- **ACTION ITEM**
Your answer must restate each entry below word for word, with no pictures in it.

(Dataset records)
____________

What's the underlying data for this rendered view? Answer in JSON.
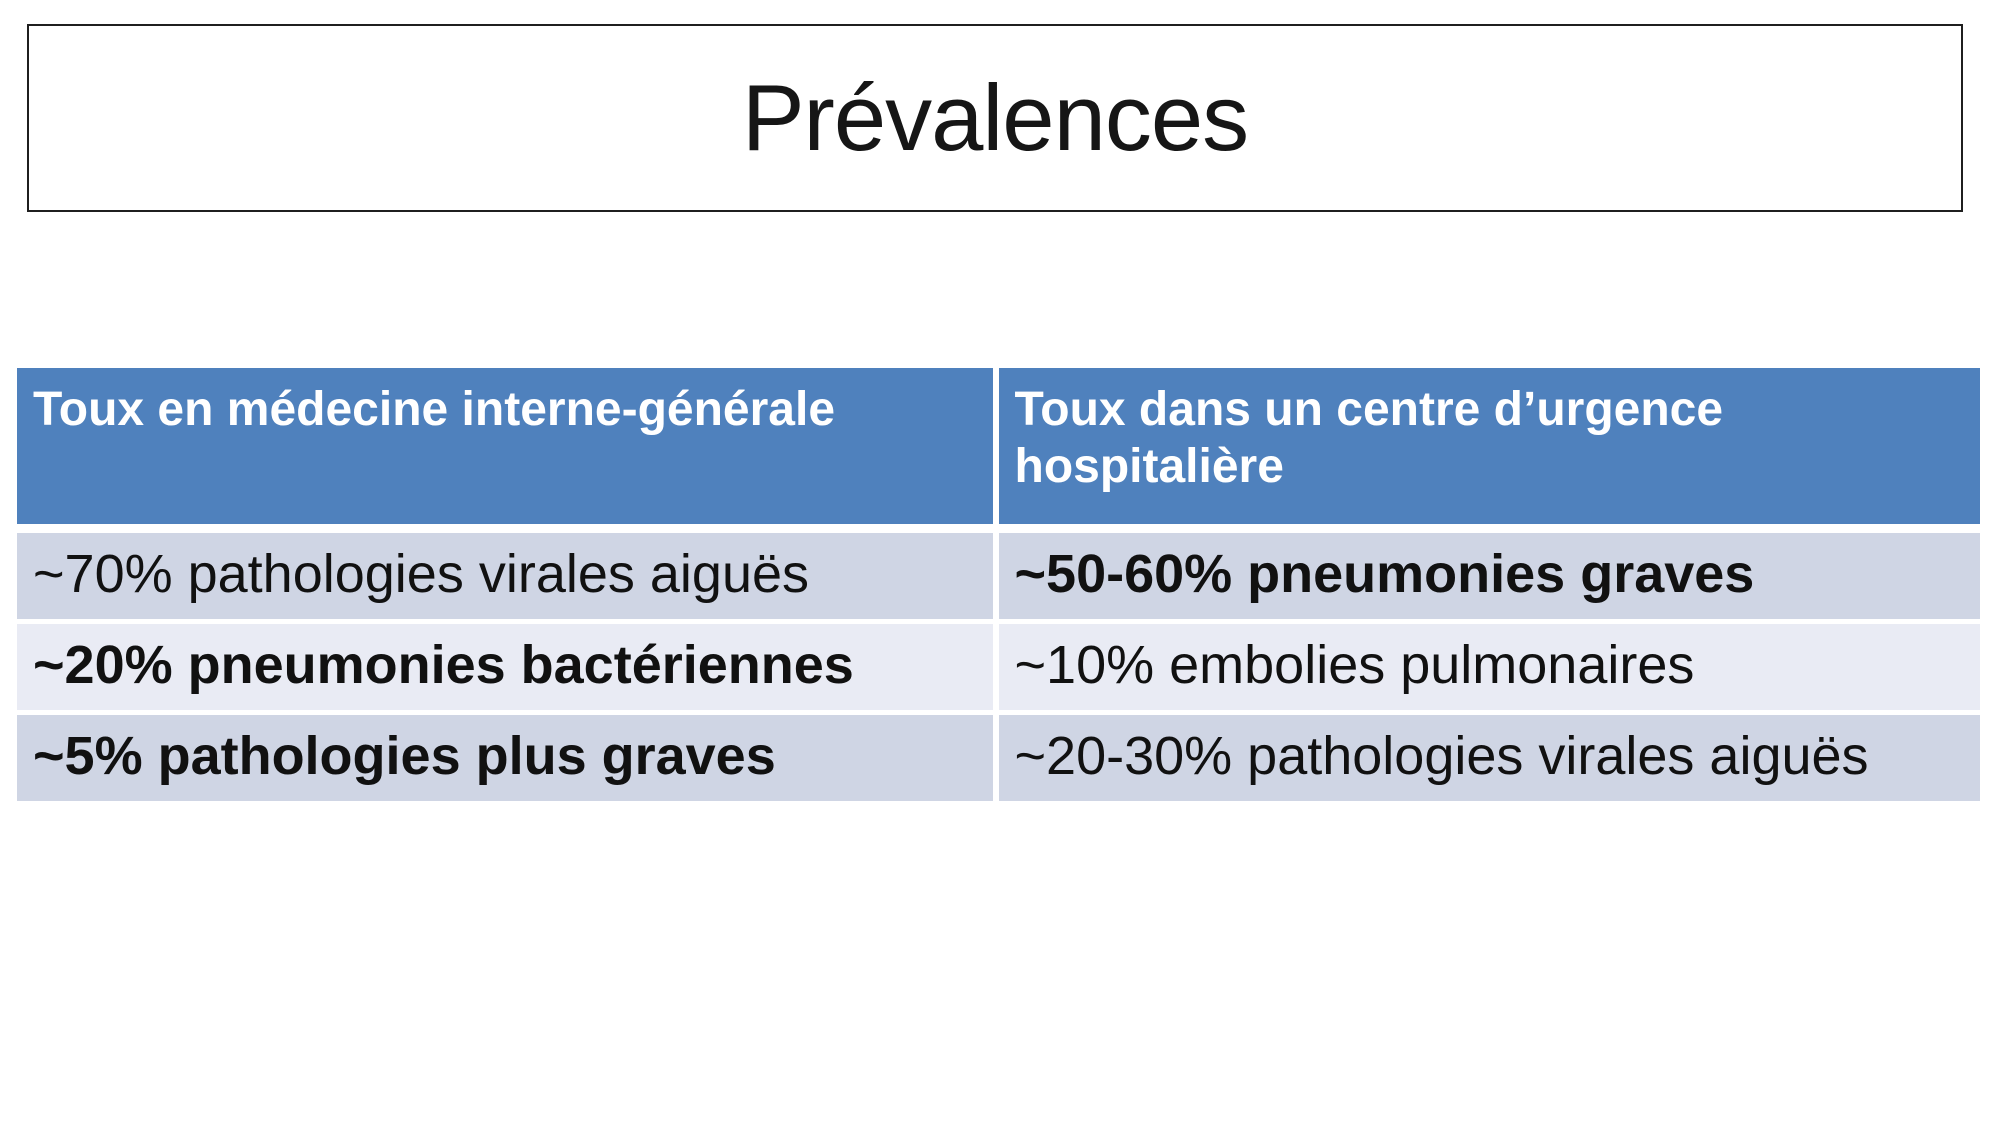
{
  "slide": {
    "title": "Prévalences"
  },
  "colors": {
    "header_bg": "#4F81BD",
    "header_text": "#FFFFFF",
    "band_a_bg": "#CFD5E4",
    "band_b_bg": "#E9EBF4",
    "body_text": "#111111",
    "title_border": "#1F1F1F"
  },
  "table": {
    "columns": [
      {
        "header": "Toux en médecine interne-générale"
      },
      {
        "header": "Toux dans un centre d’urgence hospitalière"
      }
    ],
    "rows": [
      {
        "left": {
          "text": "~70% pathologies virales aiguës",
          "bold": false
        },
        "right": {
          "text": "~50-60% pneumonies graves",
          "bold": true
        }
      },
      {
        "left": {
          "text": "~20% pneumonies bactériennes",
          "bold": true
        },
        "right": {
          "text": "~10% embolies pulmonaires",
          "bold": false
        }
      },
      {
        "left": {
          "text": "~5% pathologies plus graves",
          "bold": true
        },
        "right": {
          "text": "~20-30% pathologies virales aiguës",
          "bold": false
        }
      }
    ]
  }
}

____________

- **REPLY TO THE EXERCISE**
What's the underlying data for this rendered view? Answer in JSON.
{
  "slide": {
    "title": "Prévalences"
  },
  "colors": {
    "header_bg": "#4F81BD",
    "header_text": "#FFFFFF",
    "band_a_bg": "#CFD5E4",
    "band_b_bg": "#E9EBF4",
    "body_text": "#111111",
    "title_border": "#1F1F1F"
  },
  "table": {
    "columns": [
      {
        "header": "Toux en médecine interne-générale"
      },
      {
        "header": "Toux dans un centre d’urgence hospitalière"
      }
    ],
    "rows": [
      {
        "left": {
          "text": "~70% pathologies virales aiguës",
          "bold": false
        },
        "right": {
          "text": "~50-60% pneumonies graves",
          "bold": true
        }
      },
      {
        "left": {
          "text": "~20% pneumonies bactériennes",
          "bold": true
        },
        "right": {
          "text": "~10% embolies pulmonaires",
          "bold": false
        }
      },
      {
        "left": {
          "text": "~5% pathologies plus graves",
          "bold": true
        },
        "right": {
          "text": "~20-30% pathologies virales aiguës",
          "bold": false
        }
      }
    ]
  }
}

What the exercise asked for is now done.